Could you output each line of the data that follows exactly?

Records from a data collection:
"""
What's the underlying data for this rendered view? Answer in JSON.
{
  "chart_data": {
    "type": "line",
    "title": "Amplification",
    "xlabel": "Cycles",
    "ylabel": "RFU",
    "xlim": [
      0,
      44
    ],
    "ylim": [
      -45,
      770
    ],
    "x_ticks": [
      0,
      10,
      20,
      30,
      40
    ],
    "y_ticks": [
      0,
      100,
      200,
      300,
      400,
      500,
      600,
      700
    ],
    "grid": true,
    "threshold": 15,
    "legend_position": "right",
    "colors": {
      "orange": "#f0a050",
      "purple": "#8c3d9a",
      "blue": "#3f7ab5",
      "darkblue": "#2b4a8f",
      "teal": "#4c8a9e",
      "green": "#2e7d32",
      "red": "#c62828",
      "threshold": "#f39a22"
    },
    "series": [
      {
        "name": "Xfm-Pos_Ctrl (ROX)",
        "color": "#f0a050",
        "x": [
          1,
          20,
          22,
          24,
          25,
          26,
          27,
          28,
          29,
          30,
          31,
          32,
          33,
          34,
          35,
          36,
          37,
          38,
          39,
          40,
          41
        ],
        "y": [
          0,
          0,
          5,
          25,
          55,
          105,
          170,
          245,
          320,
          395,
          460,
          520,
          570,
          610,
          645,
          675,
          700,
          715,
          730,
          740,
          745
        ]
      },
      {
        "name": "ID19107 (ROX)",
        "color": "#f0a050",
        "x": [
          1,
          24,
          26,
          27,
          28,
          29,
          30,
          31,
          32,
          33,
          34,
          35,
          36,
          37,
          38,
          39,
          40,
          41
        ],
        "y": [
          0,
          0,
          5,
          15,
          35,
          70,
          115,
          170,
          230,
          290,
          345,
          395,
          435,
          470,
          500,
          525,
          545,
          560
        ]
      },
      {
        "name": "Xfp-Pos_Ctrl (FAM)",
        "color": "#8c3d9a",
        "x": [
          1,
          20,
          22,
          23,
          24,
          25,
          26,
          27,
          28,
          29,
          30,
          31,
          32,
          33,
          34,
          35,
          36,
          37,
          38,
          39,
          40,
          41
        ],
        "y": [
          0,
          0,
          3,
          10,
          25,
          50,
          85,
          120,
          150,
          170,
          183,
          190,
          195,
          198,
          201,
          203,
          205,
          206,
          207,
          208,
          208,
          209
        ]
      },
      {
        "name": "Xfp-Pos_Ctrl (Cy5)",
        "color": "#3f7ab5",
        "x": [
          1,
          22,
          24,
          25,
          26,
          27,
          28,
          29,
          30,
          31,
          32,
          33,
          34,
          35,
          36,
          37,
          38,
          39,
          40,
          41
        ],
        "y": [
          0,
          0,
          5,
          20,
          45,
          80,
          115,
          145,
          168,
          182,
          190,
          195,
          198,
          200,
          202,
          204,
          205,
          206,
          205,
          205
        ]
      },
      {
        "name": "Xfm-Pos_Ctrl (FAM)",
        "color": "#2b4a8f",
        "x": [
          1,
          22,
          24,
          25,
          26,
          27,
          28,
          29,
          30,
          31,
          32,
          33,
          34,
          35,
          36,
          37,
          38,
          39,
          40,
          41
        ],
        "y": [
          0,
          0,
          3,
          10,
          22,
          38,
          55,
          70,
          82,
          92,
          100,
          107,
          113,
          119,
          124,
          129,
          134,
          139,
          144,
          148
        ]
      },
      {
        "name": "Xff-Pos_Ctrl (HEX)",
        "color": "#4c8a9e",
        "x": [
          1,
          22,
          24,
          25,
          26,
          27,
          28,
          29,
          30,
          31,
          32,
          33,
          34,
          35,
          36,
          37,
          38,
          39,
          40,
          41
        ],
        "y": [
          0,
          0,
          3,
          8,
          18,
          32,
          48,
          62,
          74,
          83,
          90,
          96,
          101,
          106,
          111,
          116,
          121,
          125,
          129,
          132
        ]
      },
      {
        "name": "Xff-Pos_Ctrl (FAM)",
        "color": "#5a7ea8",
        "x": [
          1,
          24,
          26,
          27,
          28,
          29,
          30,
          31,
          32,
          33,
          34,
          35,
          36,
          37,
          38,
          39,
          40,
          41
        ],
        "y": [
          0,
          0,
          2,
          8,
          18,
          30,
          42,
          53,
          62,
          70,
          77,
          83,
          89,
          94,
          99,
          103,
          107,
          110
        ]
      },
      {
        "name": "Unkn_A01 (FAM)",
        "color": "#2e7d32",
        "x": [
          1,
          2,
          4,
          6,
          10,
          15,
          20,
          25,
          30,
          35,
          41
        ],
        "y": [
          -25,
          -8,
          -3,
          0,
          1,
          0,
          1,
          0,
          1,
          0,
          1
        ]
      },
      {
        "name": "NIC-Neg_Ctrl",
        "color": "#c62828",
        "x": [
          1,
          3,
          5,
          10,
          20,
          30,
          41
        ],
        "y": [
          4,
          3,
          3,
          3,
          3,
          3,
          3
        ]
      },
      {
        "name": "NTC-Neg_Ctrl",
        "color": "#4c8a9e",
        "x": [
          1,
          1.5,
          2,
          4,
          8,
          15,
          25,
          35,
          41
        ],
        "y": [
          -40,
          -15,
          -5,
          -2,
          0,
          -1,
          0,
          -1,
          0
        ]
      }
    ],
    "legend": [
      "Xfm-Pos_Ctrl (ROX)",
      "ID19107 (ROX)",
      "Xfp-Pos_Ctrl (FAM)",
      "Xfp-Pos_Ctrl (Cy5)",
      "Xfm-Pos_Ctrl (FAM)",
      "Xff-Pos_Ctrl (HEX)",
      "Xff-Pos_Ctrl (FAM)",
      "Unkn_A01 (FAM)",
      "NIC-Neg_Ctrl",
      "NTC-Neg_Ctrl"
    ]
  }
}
"""
RESPONSE FOR THIS EXERCISE:
What's the underlying data for this rendered view? Answer in JSON.
{
  "chart_data": {
    "type": "line",
    "title": "Amplification",
    "xlabel": "Cycles",
    "ylabel": "RFU",
    "xlim": [
      0,
      44
    ],
    "ylim": [
      -45,
      770
    ],
    "x_ticks": [
      0,
      10,
      20,
      30,
      40
    ],
    "y_ticks": [
      0,
      100,
      200,
      300,
      400,
      500,
      600,
      700
    ],
    "grid": true,
    "threshold": 15,
    "legend_position": "right",
    "colors": {
      "orange": "#f0a050",
      "purple": "#8c3d9a",
      "blue": "#3f7ab5",
      "darkblue": "#2b4a8f",
      "teal": "#4c8a9e",
      "green": "#2e7d32",
      "red": "#c62828",
      "threshold": "#f39a22"
    },
    "series": [
      {
        "name": "Xfm-Pos_Ctrl (ROX)",
        "color": "#f0a050",
        "x": [
          1,
          20,
          22,
          24,
          25,
          26,
          27,
          28,
          29,
          30,
          31,
          32,
          33,
          34,
          35,
          36,
          37,
          38,
          39,
          40,
          41
        ],
        "y": [
          0,
          0,
          5,
          25,
          55,
          105,
          170,
          245,
          320,
          395,
          460,
          520,
          570,
          610,
          645,
          675,
          700,
          715,
          730,
          740,
          745
        ]
      },
      {
        "name": "ID19107 (ROX)",
        "color": "#f0a050",
        "x": [
          1,
          24,
          26,
          27,
          28,
          29,
          30,
          31,
          32,
          33,
          34,
          35,
          36,
          37,
          38,
          39,
          40,
          41
        ],
        "y": [
          0,
          0,
          5,
          15,
          35,
          70,
          115,
          170,
          230,
          290,
          345,
          395,
          435,
          470,
          500,
          525,
          545,
          560
        ]
      },
      {
        "name": "Xfp-Pos_Ctrl (FAM)",
        "color": "#8c3d9a",
        "x": [
          1,
          20,
          22,
          23,
          24,
          25,
          26,
          27,
          28,
          29,
          30,
          31,
          32,
          33,
          34,
          35,
          36,
          37,
          38,
          39,
          40,
          41
        ],
        "y": [
          0,
          0,
          3,
          10,
          25,
          50,
          85,
          120,
          150,
          170,
          183,
          190,
          195,
          198,
          201,
          203,
          205,
          206,
          207,
          208,
          208,
          209
        ]
      },
      {
        "name": "Xfp-Pos_Ctrl (Cy5)",
        "color": "#3f7ab5",
        "x": [
          1,
          22,
          24,
          25,
          26,
          27,
          28,
          29,
          30,
          31,
          32,
          33,
          34,
          35,
          36,
          37,
          38,
          39,
          40,
          41
        ],
        "y": [
          0,
          0,
          5,
          20,
          45,
          80,
          115,
          145,
          168,
          182,
          190,
          195,
          198,
          200,
          202,
          204,
          205,
          206,
          205,
          205
        ]
      },
      {
        "name": "Xfm-Pos_Ctrl (FAM)",
        "color": "#2b4a8f",
        "x": [
          1,
          22,
          24,
          25,
          26,
          27,
          28,
          29,
          30,
          31,
          32,
          33,
          34,
          35,
          36,
          37,
          38,
          39,
          40,
          41
        ],
        "y": [
          0,
          0,
          3,
          10,
          22,
          38,
          55,
          70,
          82,
          92,
          100,
          107,
          113,
          119,
          124,
          129,
          134,
          139,
          144,
          148
        ]
      },
      {
        "name": "Xff-Pos_Ctrl (HEX)",
        "color": "#4c8a9e",
        "x": [
          1,
          22,
          24,
          25,
          26,
          27,
          28,
          29,
          30,
          31,
          32,
          33,
          34,
          35,
          36,
          37,
          38,
          39,
          40,
          41
        ],
        "y": [
          0,
          0,
          3,
          8,
          18,
          32,
          48,
          62,
          74,
          83,
          90,
          96,
          101,
          106,
          111,
          116,
          121,
          125,
          129,
          132
        ]
      },
      {
        "name": "Xff-Pos_Ctrl (FAM)",
        "color": "#5a7ea8",
        "x": [
          1,
          24,
          26,
          27,
          28,
          29,
          30,
          31,
          32,
          33,
          34,
          35,
          36,
          37,
          38,
          39,
          40,
          41
        ],
        "y": [
          0,
          0,
          2,
          8,
          18,
          30,
          42,
          53,
          62,
          70,
          77,
          83,
          89,
          94,
          99,
          103,
          107,
          110
        ]
      },
      {
        "name": "Unkn_A01 (FAM)",
        "color": "#2e7d32",
        "x": [
          1,
          2,
          4,
          6,
          10,
          15,
          20,
          25,
          30,
          35,
          41
        ],
        "y": [
          -25,
          -8,
          -3,
          0,
          1,
          0,
          1,
          0,
          1,
          0,
          1
        ]
      },
      {
        "name": "NIC-Neg_Ctrl",
        "color": "#c62828",
        "x": [
          1,
          3,
          5,
          10,
          20,
          30,
          41
        ],
        "y": [
          4,
          3,
          3,
          3,
          3,
          3,
          3
        ]
      },
      {
        "name": "NTC-Neg_Ctrl",
        "color": "#4c8a9e",
        "x": [
          1,
          1.5,
          2,
          4,
          8,
          15,
          25,
          35,
          41
        ],
        "y": [
          -40,
          -15,
          -5,
          -2,
          0,
          -1,
          0,
          -1,
          0
        ]
      }
    ],
    "legend": [
      "Xfm-Pos_Ctrl (ROX)",
      "ID19107 (ROX)",
      "Xfp-Pos_Ctrl (FAM)",
      "Xfp-Pos_Ctrl (Cy5)",
      "Xfm-Pos_Ctrl (FAM)",
      "Xff-Pos_Ctrl (HEX)",
      "Xff-Pos_Ctrl (FAM)",
      "Unkn_A01 (FAM)",
      "NIC-Neg_Ctrl",
      "NTC-Neg_Ctrl"
    ]
  }
}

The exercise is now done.